## Some records
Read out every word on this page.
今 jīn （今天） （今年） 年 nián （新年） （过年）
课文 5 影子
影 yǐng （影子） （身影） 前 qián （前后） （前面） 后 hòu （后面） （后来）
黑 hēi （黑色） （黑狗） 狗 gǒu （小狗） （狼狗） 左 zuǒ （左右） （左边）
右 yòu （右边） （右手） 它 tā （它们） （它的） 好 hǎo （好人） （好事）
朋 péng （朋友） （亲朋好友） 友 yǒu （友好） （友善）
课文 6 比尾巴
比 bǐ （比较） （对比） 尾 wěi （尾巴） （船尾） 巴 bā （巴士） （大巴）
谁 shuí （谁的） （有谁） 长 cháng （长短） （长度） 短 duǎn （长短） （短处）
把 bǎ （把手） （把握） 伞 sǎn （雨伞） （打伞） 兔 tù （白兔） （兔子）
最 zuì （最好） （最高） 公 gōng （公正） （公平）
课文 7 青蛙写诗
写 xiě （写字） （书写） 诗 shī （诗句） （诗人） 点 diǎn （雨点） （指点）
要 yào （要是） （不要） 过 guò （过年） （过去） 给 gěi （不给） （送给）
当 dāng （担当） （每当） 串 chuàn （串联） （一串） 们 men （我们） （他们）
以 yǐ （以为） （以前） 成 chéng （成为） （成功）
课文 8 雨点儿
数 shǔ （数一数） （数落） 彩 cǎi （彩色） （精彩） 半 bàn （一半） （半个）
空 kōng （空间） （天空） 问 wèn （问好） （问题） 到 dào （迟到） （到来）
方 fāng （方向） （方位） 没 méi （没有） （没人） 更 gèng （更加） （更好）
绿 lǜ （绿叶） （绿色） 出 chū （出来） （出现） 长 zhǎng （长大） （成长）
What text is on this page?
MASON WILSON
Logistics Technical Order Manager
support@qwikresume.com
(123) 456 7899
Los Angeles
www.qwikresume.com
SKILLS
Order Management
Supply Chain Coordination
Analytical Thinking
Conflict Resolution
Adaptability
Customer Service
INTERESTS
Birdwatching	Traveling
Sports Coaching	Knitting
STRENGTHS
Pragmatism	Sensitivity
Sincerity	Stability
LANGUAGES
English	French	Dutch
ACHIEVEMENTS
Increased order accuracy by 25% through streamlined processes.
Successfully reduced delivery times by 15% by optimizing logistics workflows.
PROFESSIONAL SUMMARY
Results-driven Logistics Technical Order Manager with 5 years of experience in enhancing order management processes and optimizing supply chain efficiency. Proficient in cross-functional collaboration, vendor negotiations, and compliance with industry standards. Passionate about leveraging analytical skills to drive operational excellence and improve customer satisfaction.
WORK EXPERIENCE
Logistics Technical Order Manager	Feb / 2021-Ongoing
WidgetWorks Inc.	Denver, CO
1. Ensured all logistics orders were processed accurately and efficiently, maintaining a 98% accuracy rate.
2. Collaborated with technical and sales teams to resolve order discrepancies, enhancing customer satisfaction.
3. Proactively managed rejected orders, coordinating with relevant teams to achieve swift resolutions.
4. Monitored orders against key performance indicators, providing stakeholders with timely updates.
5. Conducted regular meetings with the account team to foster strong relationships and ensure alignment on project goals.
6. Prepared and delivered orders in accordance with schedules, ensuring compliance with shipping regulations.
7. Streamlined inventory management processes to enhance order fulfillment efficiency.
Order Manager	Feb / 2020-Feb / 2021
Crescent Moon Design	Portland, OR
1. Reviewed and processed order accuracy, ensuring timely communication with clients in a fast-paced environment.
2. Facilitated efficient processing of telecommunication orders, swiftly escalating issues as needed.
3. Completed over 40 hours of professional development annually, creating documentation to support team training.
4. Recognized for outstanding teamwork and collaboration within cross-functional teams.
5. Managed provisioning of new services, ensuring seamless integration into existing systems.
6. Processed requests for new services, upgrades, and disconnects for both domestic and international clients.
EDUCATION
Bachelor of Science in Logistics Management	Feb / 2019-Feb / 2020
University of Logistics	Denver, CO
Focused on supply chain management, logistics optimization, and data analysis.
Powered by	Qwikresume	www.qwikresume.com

## Exercise description
Of the lines in this listing, report how many contain the string "qwikresume", and give the number only.

## Written answer
3